→ Required task
Locate each line of the material that contains "title", then return it.

>> begin

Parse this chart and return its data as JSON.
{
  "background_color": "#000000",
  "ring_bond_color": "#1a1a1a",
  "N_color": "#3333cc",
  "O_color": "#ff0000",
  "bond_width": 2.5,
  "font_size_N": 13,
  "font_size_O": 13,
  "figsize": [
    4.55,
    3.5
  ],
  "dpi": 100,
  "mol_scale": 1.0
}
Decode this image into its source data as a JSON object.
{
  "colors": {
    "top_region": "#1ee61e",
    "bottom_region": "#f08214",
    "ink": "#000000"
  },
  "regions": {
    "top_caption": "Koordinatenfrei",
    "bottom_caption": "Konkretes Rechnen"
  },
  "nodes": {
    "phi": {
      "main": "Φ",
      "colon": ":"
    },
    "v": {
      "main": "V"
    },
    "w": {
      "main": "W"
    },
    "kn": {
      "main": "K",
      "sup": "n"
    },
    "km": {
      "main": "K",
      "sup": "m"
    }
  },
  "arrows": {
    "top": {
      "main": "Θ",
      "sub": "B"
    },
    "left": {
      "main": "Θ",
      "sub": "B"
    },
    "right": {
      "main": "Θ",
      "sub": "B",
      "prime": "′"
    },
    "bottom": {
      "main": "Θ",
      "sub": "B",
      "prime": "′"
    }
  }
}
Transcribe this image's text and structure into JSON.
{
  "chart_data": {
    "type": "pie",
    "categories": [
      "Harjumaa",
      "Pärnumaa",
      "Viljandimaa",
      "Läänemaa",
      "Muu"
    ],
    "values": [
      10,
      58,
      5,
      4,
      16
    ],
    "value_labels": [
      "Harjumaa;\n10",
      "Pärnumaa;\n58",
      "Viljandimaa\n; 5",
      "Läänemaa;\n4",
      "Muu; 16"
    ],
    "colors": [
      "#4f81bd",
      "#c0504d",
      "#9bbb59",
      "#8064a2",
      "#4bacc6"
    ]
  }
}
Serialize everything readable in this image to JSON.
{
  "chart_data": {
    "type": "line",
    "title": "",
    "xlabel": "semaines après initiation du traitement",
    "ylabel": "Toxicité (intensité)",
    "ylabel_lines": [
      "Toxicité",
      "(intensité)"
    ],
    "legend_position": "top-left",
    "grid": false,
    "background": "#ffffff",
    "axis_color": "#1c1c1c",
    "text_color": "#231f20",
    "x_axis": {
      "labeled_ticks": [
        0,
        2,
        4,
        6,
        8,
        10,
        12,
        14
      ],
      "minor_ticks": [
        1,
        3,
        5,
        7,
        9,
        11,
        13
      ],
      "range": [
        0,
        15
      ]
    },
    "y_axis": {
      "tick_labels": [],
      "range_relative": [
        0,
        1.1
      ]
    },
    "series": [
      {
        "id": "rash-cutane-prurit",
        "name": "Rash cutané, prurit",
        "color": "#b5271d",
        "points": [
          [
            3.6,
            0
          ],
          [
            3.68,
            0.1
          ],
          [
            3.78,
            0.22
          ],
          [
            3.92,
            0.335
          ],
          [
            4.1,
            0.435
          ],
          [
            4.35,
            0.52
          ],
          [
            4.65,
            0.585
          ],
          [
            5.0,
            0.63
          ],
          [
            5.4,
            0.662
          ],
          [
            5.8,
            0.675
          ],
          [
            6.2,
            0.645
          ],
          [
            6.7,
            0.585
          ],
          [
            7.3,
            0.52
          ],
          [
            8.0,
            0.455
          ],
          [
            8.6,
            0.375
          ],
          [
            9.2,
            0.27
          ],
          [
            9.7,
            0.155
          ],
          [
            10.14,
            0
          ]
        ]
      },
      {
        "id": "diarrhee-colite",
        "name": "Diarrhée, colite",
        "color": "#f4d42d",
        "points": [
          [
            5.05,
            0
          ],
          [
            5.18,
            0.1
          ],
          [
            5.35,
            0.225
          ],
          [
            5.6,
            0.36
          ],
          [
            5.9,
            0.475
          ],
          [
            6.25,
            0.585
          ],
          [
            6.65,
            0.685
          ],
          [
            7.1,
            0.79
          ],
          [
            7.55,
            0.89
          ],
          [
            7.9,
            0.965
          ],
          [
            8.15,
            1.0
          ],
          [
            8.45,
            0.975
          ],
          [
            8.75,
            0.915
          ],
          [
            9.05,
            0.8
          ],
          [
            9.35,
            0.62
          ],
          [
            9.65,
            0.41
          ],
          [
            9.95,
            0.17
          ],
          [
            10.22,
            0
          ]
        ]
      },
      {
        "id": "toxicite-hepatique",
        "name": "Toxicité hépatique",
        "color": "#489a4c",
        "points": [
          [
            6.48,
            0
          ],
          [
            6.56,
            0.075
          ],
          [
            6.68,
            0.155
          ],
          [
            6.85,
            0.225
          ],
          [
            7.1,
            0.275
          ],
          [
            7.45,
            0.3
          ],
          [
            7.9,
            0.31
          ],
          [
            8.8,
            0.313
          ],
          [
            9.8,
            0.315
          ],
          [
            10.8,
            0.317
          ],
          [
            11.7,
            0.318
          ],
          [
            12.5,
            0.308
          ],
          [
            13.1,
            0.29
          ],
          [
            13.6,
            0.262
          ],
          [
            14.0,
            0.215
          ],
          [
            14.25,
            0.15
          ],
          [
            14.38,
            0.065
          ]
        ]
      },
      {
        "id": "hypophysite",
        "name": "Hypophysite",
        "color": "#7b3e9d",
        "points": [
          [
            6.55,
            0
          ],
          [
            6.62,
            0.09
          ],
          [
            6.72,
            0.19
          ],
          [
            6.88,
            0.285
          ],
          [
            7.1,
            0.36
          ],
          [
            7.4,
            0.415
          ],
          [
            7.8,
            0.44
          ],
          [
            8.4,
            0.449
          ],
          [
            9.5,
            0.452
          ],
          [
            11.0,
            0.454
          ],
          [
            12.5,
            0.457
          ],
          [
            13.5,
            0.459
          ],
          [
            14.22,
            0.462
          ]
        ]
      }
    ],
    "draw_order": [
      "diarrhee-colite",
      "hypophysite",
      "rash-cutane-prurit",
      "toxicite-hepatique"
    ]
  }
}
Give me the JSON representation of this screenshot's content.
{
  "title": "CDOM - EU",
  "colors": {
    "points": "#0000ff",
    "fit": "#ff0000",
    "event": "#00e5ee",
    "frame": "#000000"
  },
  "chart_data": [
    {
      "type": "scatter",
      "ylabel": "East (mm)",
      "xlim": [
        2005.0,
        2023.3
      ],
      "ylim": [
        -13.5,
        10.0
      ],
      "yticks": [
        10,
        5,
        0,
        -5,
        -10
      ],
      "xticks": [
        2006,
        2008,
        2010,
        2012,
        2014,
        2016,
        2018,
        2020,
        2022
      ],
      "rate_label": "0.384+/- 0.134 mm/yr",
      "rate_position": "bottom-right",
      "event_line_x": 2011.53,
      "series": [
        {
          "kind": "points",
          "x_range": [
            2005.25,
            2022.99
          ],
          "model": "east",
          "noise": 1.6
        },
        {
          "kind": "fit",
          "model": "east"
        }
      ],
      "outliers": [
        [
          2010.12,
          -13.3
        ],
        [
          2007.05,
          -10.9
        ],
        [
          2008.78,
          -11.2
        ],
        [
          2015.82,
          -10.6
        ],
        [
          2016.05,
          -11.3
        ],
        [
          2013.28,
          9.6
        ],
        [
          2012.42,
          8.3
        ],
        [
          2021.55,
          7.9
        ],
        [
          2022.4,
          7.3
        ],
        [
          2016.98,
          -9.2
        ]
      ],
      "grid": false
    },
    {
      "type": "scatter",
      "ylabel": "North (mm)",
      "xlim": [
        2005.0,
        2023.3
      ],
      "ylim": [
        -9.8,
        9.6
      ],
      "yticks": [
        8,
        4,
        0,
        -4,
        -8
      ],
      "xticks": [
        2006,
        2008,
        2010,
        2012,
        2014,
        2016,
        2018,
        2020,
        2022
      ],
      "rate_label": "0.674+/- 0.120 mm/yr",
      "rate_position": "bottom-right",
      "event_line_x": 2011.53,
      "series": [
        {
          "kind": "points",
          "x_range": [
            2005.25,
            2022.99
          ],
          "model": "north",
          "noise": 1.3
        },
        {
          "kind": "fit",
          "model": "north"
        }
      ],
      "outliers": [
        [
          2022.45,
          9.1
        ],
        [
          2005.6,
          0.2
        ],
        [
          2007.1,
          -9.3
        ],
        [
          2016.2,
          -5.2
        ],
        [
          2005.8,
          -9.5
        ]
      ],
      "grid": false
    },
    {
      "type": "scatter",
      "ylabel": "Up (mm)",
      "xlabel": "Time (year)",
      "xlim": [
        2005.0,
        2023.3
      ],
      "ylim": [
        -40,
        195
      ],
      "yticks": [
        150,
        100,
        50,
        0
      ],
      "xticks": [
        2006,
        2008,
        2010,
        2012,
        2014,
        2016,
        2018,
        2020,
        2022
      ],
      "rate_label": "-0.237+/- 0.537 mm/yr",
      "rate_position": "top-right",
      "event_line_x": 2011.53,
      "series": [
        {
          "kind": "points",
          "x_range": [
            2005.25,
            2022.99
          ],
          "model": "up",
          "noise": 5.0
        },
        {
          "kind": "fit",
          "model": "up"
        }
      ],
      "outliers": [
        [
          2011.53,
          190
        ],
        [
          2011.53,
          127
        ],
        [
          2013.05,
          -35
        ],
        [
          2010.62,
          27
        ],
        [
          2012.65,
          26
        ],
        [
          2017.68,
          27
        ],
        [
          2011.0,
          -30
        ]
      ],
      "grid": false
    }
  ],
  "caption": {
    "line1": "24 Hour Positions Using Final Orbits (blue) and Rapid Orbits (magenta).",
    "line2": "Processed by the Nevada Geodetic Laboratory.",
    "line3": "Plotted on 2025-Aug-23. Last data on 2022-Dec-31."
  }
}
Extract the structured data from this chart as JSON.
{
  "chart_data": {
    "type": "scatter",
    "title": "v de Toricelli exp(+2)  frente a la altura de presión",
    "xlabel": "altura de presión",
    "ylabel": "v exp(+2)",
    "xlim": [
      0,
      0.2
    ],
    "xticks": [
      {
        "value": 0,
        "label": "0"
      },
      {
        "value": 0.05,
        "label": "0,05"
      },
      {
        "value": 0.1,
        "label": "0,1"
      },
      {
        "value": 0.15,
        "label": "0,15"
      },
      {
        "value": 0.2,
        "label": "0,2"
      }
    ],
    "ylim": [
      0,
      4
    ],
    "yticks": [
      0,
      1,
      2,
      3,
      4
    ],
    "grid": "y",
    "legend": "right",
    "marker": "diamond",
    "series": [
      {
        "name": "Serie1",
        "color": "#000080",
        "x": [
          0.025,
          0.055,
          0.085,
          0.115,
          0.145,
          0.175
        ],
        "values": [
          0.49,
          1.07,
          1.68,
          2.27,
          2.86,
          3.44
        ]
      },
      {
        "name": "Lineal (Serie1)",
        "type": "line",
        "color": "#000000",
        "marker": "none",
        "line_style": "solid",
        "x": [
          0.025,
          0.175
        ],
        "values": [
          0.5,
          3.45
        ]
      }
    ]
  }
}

>> end

→ The answer
    "title": "",
  "title": "CDOM - EU",
    "title": "v de Toricelli exp(+2)  frente a la altura de presión",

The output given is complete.